╭─ Materials provided

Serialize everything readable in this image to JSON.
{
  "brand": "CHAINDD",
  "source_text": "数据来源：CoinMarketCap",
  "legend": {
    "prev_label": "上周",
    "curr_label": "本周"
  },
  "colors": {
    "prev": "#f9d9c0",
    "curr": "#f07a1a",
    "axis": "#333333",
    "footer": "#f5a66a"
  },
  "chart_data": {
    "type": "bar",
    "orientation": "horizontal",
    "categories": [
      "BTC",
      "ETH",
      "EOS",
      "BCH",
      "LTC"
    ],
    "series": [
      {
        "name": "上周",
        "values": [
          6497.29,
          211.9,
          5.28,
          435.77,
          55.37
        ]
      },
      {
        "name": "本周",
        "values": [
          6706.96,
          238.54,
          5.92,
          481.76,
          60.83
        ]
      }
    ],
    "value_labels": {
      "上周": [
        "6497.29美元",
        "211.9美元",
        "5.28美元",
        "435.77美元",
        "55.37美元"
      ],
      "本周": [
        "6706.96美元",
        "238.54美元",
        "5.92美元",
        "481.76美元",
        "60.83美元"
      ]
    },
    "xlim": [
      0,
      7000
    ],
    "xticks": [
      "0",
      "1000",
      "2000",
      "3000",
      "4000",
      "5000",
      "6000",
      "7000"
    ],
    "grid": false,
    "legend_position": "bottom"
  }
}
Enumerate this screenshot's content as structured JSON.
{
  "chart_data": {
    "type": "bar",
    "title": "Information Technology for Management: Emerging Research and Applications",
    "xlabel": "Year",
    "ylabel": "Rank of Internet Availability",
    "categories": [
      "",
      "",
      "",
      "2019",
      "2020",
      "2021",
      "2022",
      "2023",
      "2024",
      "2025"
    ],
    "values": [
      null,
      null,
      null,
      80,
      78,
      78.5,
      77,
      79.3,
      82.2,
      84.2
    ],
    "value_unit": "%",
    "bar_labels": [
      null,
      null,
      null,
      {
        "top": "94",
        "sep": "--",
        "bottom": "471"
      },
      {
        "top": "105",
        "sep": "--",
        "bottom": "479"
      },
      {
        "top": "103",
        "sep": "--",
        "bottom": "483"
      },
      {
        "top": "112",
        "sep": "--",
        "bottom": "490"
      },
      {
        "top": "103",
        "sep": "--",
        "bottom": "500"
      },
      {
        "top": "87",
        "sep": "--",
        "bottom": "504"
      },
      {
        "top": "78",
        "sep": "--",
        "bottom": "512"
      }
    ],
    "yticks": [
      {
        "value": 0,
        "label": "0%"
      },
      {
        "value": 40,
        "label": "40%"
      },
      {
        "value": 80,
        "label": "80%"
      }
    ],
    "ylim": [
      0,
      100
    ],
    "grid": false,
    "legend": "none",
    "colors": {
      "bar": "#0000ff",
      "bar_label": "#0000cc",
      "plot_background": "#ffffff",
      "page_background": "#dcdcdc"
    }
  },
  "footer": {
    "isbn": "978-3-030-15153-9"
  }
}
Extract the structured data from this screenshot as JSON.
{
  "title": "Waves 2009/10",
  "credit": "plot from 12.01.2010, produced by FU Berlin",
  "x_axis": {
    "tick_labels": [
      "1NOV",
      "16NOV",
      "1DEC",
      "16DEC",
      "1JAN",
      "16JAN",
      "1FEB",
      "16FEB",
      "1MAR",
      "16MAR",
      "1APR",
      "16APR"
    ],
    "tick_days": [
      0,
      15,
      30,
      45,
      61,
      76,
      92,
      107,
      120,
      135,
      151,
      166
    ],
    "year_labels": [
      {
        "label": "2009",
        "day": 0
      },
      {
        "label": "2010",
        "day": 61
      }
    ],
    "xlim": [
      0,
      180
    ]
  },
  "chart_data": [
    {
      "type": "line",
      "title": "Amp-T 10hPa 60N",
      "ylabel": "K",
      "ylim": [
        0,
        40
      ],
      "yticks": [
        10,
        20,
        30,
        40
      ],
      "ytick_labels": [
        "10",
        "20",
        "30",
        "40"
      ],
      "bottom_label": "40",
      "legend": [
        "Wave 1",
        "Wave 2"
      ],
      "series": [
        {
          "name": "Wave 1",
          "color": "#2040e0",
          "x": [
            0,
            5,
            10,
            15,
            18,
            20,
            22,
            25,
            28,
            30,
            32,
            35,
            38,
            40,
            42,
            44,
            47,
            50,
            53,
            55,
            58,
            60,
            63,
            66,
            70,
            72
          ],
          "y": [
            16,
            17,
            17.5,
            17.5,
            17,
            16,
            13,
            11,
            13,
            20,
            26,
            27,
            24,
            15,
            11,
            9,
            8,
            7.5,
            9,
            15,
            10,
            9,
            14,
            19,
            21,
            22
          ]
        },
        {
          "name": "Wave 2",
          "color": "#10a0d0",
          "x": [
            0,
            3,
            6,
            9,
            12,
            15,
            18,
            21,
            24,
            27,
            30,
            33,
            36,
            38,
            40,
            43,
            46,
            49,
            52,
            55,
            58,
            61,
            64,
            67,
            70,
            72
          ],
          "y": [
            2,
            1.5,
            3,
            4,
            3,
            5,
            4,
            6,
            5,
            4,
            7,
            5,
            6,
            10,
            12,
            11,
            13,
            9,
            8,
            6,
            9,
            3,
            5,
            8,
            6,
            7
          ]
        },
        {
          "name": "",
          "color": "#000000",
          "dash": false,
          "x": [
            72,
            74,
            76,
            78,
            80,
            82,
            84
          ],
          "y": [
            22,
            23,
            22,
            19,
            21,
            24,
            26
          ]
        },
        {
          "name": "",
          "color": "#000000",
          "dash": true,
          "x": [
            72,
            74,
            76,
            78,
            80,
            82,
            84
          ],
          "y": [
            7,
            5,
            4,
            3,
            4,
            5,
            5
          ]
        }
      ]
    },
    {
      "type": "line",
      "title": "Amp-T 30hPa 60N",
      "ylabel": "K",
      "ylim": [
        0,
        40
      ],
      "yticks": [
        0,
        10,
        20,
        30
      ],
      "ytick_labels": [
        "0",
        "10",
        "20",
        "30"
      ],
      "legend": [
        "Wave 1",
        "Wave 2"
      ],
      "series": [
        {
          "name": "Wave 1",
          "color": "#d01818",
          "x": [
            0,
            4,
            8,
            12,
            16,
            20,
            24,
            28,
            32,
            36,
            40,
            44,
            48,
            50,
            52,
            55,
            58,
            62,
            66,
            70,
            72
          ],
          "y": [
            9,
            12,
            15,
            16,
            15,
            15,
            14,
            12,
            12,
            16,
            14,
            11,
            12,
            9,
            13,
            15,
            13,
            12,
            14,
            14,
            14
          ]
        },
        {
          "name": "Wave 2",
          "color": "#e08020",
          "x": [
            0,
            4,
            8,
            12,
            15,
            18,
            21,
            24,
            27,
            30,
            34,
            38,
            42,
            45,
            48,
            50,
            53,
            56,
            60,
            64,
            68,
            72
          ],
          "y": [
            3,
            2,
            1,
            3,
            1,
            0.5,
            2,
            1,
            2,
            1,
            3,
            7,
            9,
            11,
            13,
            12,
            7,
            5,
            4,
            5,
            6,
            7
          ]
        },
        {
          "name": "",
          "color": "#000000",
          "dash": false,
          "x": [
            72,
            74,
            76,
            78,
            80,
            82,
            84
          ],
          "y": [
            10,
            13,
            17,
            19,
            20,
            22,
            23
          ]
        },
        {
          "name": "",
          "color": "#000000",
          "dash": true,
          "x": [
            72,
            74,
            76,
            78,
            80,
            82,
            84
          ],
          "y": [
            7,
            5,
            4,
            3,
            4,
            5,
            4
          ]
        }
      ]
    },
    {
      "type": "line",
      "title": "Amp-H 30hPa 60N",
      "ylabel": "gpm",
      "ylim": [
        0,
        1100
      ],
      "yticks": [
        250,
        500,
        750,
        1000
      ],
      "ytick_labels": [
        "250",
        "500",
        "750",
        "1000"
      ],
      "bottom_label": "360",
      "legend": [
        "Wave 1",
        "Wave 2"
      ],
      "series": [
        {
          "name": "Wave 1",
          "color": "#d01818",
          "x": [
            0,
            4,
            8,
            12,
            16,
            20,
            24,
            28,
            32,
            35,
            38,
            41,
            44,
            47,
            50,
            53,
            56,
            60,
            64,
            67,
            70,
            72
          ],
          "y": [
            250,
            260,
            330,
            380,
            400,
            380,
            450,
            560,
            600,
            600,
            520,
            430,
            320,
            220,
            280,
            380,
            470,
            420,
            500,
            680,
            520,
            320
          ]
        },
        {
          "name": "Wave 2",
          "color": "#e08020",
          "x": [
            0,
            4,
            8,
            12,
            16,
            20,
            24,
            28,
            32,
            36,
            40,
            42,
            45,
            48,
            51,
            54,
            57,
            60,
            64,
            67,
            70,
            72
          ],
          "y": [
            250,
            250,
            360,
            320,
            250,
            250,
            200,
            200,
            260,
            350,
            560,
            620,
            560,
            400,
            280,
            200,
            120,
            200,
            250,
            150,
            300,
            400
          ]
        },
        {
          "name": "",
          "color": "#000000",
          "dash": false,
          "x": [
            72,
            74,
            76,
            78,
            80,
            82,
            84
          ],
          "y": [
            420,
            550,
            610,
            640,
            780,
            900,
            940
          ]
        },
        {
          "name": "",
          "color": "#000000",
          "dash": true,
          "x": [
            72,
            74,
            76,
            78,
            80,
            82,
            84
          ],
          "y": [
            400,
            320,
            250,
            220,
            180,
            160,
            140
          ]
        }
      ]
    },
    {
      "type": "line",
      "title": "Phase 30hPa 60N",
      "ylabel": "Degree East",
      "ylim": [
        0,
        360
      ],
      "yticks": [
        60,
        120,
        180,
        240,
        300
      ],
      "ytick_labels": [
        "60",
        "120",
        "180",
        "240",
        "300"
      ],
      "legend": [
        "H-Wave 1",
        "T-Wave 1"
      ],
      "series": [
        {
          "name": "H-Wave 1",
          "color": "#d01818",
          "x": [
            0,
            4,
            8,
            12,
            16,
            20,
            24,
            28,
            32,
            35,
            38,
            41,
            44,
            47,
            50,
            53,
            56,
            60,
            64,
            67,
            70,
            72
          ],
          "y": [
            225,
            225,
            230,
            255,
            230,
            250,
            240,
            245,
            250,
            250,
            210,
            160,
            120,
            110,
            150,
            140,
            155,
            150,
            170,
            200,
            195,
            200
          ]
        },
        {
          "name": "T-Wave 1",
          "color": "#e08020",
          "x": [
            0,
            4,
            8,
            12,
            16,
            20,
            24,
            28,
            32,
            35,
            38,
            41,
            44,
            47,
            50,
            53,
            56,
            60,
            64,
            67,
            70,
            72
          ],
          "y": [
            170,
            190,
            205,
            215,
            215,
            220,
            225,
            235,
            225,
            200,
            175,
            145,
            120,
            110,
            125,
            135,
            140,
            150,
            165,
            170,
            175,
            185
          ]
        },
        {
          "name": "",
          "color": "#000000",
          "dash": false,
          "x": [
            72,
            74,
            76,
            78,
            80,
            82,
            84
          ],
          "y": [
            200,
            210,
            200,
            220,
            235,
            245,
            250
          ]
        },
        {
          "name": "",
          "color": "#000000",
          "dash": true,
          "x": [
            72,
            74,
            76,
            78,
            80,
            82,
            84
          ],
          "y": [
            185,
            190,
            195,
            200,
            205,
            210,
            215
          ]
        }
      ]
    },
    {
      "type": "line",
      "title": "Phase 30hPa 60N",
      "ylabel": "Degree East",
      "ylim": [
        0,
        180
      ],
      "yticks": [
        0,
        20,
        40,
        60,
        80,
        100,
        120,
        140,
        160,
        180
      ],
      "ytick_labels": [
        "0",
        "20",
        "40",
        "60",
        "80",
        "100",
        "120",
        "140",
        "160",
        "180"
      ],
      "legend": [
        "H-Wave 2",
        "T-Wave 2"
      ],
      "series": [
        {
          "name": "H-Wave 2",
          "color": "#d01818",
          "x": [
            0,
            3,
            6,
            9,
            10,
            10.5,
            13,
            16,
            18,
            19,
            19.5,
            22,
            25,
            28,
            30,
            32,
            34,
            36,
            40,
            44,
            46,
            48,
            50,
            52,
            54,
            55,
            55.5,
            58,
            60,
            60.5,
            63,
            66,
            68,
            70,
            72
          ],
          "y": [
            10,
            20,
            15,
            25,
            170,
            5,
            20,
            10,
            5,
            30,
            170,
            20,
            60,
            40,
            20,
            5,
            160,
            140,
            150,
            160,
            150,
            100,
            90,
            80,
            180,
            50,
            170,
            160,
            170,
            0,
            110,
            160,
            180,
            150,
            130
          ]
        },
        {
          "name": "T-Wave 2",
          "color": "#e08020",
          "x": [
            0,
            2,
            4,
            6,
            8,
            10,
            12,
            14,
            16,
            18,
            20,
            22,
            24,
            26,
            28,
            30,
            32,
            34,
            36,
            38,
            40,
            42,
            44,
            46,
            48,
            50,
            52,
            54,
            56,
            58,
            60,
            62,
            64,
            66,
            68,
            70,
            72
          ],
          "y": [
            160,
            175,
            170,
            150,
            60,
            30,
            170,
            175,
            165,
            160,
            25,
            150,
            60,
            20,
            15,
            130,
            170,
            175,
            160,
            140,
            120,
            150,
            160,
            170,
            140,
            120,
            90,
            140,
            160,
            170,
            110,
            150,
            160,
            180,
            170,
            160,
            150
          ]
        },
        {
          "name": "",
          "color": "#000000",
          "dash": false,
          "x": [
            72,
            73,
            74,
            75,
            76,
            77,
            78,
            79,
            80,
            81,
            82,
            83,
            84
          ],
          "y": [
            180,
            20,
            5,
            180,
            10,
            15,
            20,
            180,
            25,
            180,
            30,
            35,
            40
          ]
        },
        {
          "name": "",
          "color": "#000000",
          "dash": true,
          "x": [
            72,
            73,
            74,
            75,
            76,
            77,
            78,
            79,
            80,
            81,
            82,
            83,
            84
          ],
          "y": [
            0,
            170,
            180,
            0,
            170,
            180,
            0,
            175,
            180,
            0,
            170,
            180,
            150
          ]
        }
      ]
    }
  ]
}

╰─

| Requirements |
State how many lines hold the word "structured". The number is the whole answer.

| Full solution |
2